### Task to carry out
Each entry must be reproduced precisely as it stands.

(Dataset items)
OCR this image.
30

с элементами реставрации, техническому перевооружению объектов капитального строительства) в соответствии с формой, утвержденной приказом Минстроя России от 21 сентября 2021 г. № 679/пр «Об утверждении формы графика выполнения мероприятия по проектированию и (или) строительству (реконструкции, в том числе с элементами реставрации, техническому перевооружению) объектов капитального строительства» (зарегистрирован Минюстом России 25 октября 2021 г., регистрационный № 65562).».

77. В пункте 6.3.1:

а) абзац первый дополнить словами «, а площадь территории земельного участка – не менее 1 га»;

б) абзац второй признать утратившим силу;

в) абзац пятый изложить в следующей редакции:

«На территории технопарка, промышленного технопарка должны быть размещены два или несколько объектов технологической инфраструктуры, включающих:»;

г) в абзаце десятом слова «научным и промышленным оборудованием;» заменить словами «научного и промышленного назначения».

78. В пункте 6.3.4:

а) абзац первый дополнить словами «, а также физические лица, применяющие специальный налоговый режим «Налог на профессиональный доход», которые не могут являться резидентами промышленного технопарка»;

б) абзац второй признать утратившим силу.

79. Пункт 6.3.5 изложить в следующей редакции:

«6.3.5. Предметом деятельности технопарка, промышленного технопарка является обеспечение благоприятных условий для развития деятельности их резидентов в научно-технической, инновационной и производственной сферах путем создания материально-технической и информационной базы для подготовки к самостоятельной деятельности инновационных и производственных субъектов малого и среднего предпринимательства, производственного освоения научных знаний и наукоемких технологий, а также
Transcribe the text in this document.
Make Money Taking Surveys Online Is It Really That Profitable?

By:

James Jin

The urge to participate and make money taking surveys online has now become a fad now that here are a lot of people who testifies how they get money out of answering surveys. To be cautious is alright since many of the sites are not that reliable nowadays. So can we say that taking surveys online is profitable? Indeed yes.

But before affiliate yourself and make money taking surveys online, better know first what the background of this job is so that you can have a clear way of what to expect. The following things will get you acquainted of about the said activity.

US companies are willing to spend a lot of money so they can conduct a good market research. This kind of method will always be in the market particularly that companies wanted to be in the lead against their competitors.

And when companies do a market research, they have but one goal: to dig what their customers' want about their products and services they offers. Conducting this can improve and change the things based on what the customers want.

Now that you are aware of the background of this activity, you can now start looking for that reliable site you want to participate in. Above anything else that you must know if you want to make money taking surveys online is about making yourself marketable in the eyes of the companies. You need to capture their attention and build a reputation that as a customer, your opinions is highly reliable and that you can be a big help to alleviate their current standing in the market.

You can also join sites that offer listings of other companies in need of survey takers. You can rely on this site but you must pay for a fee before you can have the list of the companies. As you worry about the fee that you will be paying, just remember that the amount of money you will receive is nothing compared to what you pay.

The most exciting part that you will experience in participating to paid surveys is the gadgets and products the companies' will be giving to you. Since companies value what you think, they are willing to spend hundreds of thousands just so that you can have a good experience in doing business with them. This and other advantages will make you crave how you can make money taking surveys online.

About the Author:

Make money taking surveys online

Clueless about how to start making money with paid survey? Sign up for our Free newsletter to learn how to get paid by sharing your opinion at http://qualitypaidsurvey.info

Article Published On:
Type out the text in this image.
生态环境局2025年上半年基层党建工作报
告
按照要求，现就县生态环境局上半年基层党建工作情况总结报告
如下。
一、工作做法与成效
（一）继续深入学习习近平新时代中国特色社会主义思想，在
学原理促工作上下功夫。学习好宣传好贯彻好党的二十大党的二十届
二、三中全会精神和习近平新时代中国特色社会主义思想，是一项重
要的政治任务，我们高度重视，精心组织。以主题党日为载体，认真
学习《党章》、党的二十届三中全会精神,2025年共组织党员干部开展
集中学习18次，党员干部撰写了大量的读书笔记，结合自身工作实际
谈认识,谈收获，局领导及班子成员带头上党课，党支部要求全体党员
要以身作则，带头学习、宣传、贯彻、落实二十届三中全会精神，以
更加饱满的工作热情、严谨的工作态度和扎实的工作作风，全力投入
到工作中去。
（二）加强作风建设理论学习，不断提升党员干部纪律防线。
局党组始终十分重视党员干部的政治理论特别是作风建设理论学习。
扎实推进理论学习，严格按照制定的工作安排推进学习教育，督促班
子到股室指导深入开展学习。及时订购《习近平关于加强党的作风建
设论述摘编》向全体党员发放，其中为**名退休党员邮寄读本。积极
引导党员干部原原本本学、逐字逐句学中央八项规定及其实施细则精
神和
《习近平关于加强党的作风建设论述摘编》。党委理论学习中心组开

### Expected output
OCR this image.
30

с элементами реставрации, техническому перевооружению объектов капитального строительства) в соответствии с формой, утвержденной приказом Минстроя России от 21 сентября 2021 г. № 679/пр «Об утверждении формы графика выполнения мероприятия по проектированию и (или) строительству (реконструкции, в том числе с элементами реставрации, техническому перевооружению) объектов капитального строительства» (зарегистрирован Минюстом России 25 октября 2021 г., регистрационный № 65562).».

77. В пункте 6.3.1:

а) абзац первый дополнить словами «, а площадь территории земельного участка – не менее 1 га»;

б) абзац второй признать утратившим силу;

в) абзац пятый изложить в следующей редакции:

«На территории технопарка, промышленного технопарка должны быть размещены два или несколько объектов технологической инфраструктуры, включающих:»;

г) в абзаце десятом слова «научным и промышленным оборудованием;» заменить словами «научного и промышленного назначения».

78. В пункте 6.3.4:

а) абзац первый дополнить словами «, а также физические лица, применяющие специальный налоговый режим «Налог на профессиональный доход», которые не могут являться резидентами промышленного технопарка»;

б) абзац второй признать утратившим силу.

79. Пункт 6.3.5 изложить в следующей редакции:

«6.3.5. Предметом деятельности технопарка, промышленного технопарка является обеспечение благоприятных условий для развития деятельности их резидентов в научно-технической, инновационной и производственной сферах путем создания материально-технической и информационной базы для подготовки к самостоятельной деятельности инновационных и производственных субъектов малого и среднего предпринимательства, производственного освоения научных знаний и наукоемких технологий, а также
Transcribe the text in this document.
Make Money Taking Surveys Online Is It Really That Profitable?

By:

James Jin

The urge to participate and make money taking surveys online has now become a fad now that here are a lot of people who testifies how they get money out of answering surveys. To be cautious is alright since many of the sites are not that reliable nowadays. So can we say that taking surveys online is profitable? Indeed yes.

But before affiliate yourself and make money taking surveys online, better know first what the background of this job is so that you can have a clear way of what to expect. The following things will get you acquainted of about the said activity.

US companies are willing to spend a lot of money so they can conduct a good market research. This kind of method will always be in the market particularly that companies wanted to be in the lead against their competitors.

And when companies do a market research, they have but one goal: to dig what their customers' want about their products and services they offers. Conducting this can improve and change the things based on what the customers want.

Now that you are aware of the background of this activity, you can now start looking for that reliable site you want to participate in. Above anything else that you must know if you want to make money taking surveys online is about making yourself marketable in the eyes of the companies. You need to capture their attention and build a reputation that as a customer, your opinions is highly reliable and that you can be a big help to alleviate their current standing in the market.

You can also join sites that offer listings of other companies in need of survey takers. You can rely on this site but you must pay for a fee before you can have the list of the companies. As you worry about the fee that you will be paying, just remember that the amount of money you will receive is nothing compared to what you pay.

The most exciting part that you will experience in participating to paid surveys is the gadgets and products the companies' will be giving to you. Since companies value what you think, they are willing to spend hundreds of thousands just so that you can have a good experience in doing business with them. This and other advantages will make you crave how you can make money taking surveys online.

About the Author:

Make money taking surveys online

Clueless about how to start making money with paid survey? Sign up for our Free newsletter to learn how to get paid by sharing your opinion at http://qualitypaidsurvey.info

Article Published On:
Type out the text in this image.
生态环境局2025年上半年基层党建工作报
告
按照要求，现就县生态环境局上半年基层党建工作情况总结报告
如下。
一、工作做法与成效
（一）继续深入学习习近平新时代中国特色社会主义思想，在
学原理促工作上下功夫。学习好宣传好贯彻好党的二十大党的二十届
二、三中全会精神和习近平新时代中国特色社会主义思想，是一项重
要的政治任务，我们高度重视，精心组织。以主题党日为载体，认真
学习《党章》、党的二十届三中全会精神,2025年共组织党员干部开展
集中学习18次，党员干部撰写了大量的读书笔记，结合自身工作实际
谈认识,谈收获，局领导及班子成员带头上党课，党支部要求全体党员
要以身作则，带头学习、宣传、贯彻、落实二十届三中全会精神，以
更加饱满的工作热情、严谨的工作态度和扎实的工作作风，全力投入
到工作中去。
（二）加强作风建设理论学习，不断提升党员干部纪律防线。
局党组始终十分重视党员干部的政治理论特别是作风建设理论学习。
扎实推进理论学习，严格按照制定的工作安排推进学习教育，督促班
子到股室指导深入开展学习。及时订购《习近平关于加强党的作风建
设论述摘编》向全体党员发放，其中为**名退休党员邮寄读本。积极
引导党员干部原原本本学、逐字逐句学中央八项规定及其实施细则精
神和
《习近平关于加强党的作风建设论述摘编》。党委理论学习中心组开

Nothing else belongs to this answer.